THE PROBLEM: All lines below must be repeated exactly, with the pictures omitted.

DATASET RECORDS:

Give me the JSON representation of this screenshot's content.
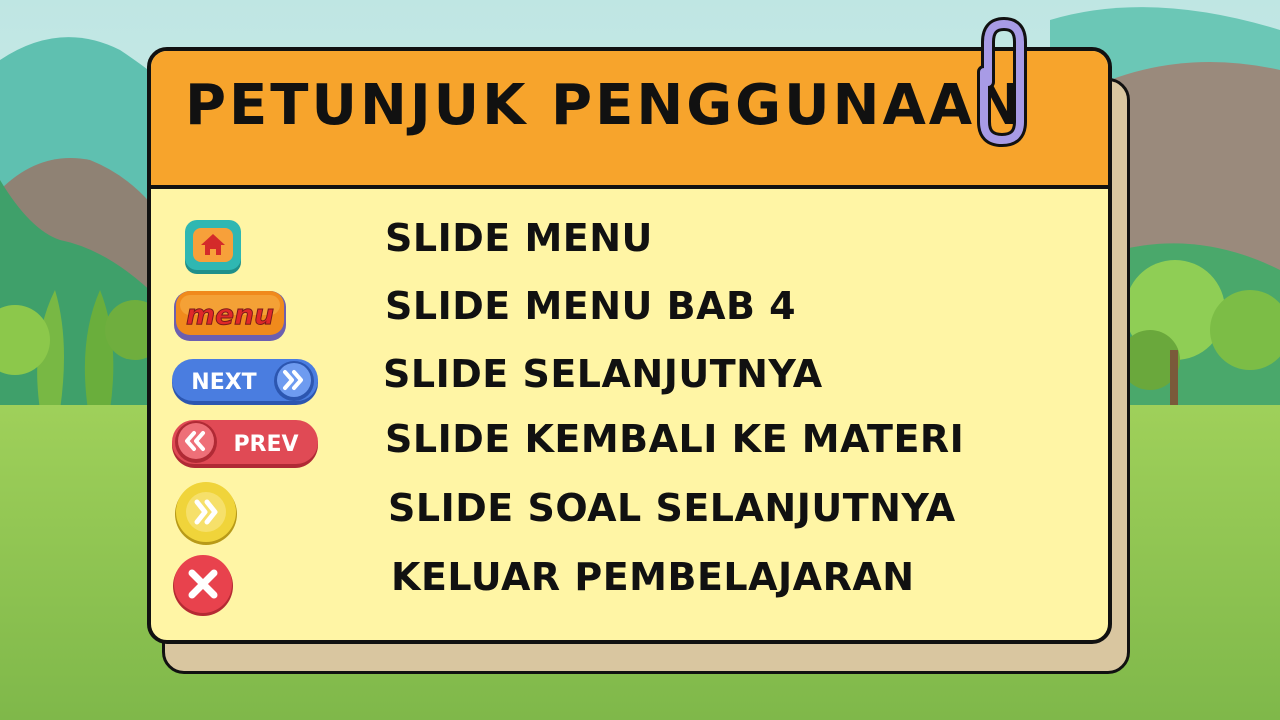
{
  "title": "PETUNJUK PENGGUNAAN",
  "buttons": {
    "menu_label": "menu",
    "next_label": "NEXT",
    "prev_label": "PREV"
  },
  "items": [
    {
      "icon": "home-icon",
      "label": "SLIDE MENU"
    },
    {
      "icon": "menu-badge",
      "label": "SLIDE MENU BAB 4"
    },
    {
      "icon": "next-button",
      "label": "SLIDE SELANJUTNYA"
    },
    {
      "icon": "prev-button",
      "label": "SLIDE KEMBALI KE MATERI"
    },
    {
      "icon": "double-chevron-icon",
      "label": "SLIDE SOAL SELANJUTNYA"
    },
    {
      "icon": "close-icon",
      "label": "KELUAR  PEMBELAJARAN"
    }
  ],
  "colors": {
    "header": "#f7a42c",
    "card": "#fff5a5",
    "card_back": "#d9c6a0",
    "next_blue": "#4a7de0",
    "prev_red": "#e04a55",
    "home_teal": "#2fb7b2",
    "menu_orange": "#f08a1c",
    "chevron_yellow": "#f0d43a",
    "close_red": "#e8424d"
  }
}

EXERCISE ANSWER:
Give me the JSON representation of this screenshot's content.
{
  "title": "PETUNJUK PENGGUNAAN",
  "buttons": {
    "menu_label": "menu",
    "next_label": "NEXT",
    "prev_label": "PREV"
  },
  "items": [
    {
      "icon": "home-icon",
      "label": "SLIDE MENU"
    },
    {
      "icon": "menu-badge",
      "label": "SLIDE MENU BAB 4"
    },
    {
      "icon": "next-button",
      "label": "SLIDE SELANJUTNYA"
    },
    {
      "icon": "prev-button",
      "label": "SLIDE KEMBALI KE MATERI"
    },
    {
      "icon": "double-chevron-icon",
      "label": "SLIDE SOAL SELANJUTNYA"
    },
    {
      "icon": "close-icon",
      "label": "KELUAR  PEMBELAJARAN"
    }
  ],
  "colors": {
    "header": "#f7a42c",
    "card": "#fff5a5",
    "card_back": "#d9c6a0",
    "next_blue": "#4a7de0",
    "prev_red": "#e04a55",
    "home_teal": "#2fb7b2",
    "menu_orange": "#f08a1c",
    "chevron_yellow": "#f0d43a",
    "close_red": "#e8424d"
  }
}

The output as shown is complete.